◆ WORK REQUIRED: Filter this data down to the lines that hold "text", and copy them.

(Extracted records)
··········

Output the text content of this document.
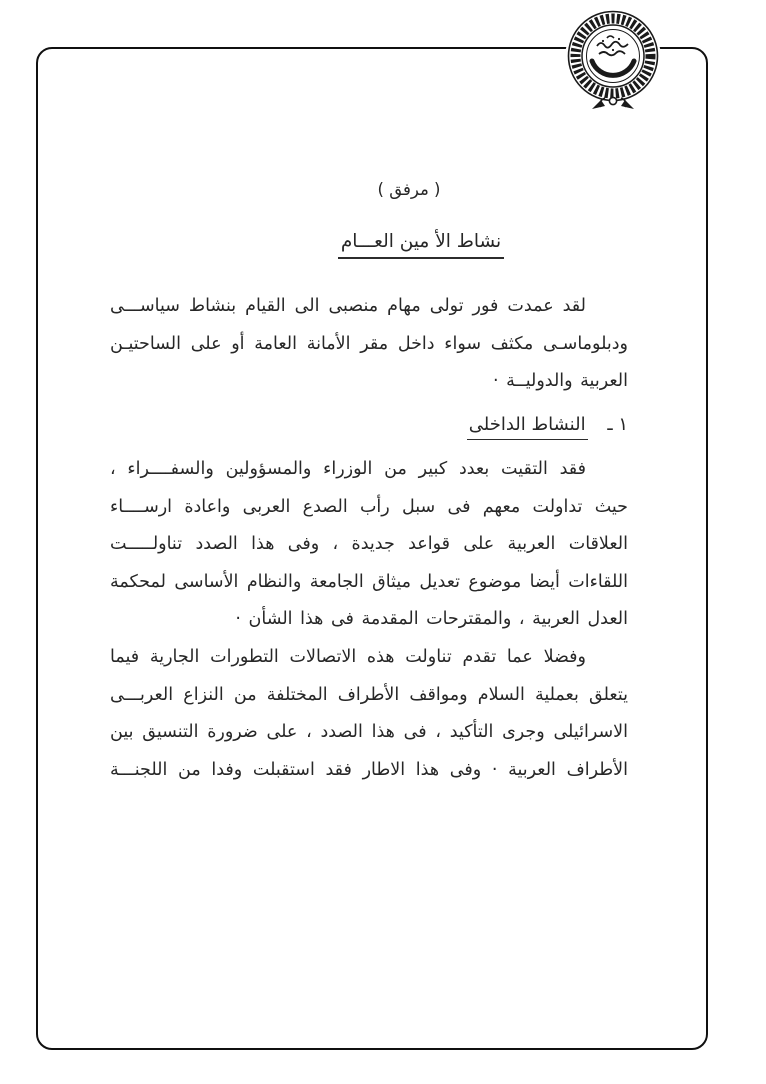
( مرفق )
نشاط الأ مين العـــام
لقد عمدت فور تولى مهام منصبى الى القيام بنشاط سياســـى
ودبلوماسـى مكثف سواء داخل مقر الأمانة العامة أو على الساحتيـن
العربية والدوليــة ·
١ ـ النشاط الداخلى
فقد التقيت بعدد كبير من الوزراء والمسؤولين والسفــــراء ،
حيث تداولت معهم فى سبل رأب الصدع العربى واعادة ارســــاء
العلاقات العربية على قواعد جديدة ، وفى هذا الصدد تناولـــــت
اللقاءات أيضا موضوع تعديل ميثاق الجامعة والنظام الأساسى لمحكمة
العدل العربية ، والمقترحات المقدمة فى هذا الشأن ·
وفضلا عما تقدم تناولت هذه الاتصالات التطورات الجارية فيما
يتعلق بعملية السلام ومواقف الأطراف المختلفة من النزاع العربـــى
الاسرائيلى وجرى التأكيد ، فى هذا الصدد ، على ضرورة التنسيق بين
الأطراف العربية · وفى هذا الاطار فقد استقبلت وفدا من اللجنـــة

··········

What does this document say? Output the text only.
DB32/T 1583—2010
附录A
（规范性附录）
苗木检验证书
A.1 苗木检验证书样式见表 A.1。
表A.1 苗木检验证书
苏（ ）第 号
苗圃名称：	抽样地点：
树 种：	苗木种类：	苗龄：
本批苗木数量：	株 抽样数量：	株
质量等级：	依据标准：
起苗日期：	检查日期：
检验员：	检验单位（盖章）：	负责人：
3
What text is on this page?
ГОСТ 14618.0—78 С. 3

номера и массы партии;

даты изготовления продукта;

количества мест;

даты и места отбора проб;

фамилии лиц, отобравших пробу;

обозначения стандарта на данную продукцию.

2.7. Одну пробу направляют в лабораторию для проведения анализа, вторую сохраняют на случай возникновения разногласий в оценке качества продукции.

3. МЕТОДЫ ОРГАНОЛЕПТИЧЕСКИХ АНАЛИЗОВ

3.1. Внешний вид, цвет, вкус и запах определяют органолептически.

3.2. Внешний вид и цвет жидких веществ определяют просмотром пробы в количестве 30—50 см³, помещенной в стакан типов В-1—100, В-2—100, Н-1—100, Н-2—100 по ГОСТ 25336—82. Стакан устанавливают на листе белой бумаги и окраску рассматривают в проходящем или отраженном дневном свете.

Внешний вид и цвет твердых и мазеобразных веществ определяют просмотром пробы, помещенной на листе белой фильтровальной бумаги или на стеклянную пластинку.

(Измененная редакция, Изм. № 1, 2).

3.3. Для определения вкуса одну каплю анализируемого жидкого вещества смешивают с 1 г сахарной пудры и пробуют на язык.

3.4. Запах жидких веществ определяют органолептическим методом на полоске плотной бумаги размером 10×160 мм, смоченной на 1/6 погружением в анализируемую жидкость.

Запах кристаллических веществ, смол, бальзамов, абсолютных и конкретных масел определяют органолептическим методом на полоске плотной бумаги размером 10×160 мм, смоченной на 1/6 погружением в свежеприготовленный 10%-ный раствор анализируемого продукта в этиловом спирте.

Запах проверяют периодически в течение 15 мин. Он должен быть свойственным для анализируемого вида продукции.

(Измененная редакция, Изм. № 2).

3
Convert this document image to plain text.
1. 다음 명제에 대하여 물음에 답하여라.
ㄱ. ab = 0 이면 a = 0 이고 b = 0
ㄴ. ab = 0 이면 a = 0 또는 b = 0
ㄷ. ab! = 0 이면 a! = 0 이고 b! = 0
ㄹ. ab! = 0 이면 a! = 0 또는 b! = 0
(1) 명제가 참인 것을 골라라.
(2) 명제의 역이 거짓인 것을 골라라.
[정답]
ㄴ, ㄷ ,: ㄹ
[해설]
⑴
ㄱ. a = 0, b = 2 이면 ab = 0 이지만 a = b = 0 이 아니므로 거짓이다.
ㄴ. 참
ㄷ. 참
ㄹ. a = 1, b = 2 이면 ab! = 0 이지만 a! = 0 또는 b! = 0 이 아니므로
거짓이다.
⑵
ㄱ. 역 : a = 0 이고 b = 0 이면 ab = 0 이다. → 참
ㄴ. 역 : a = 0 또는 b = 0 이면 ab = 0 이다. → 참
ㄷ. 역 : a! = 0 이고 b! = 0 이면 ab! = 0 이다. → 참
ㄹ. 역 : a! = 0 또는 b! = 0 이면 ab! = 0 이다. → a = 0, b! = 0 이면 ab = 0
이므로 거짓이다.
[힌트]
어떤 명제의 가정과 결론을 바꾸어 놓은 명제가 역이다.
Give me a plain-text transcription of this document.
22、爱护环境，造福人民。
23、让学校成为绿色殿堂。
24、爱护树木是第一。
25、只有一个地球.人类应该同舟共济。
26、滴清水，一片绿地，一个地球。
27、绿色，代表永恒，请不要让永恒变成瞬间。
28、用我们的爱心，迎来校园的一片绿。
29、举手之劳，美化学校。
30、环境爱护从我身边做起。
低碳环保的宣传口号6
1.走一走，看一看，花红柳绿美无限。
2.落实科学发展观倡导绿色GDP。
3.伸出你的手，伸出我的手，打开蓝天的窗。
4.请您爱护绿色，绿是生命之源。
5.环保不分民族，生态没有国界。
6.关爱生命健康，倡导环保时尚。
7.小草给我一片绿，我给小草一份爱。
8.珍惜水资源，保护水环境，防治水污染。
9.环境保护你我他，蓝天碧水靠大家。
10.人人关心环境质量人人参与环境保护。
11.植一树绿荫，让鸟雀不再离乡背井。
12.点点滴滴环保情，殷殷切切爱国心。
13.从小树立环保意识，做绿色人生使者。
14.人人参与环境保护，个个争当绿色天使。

··········

◆ RESPONSE TO THE EXERCISE:
Output the text content of this document.
What does this document say? Output the text only.
What text is on this page?
Convert this document image to plain text.
Give me a plain-text transcription of this document.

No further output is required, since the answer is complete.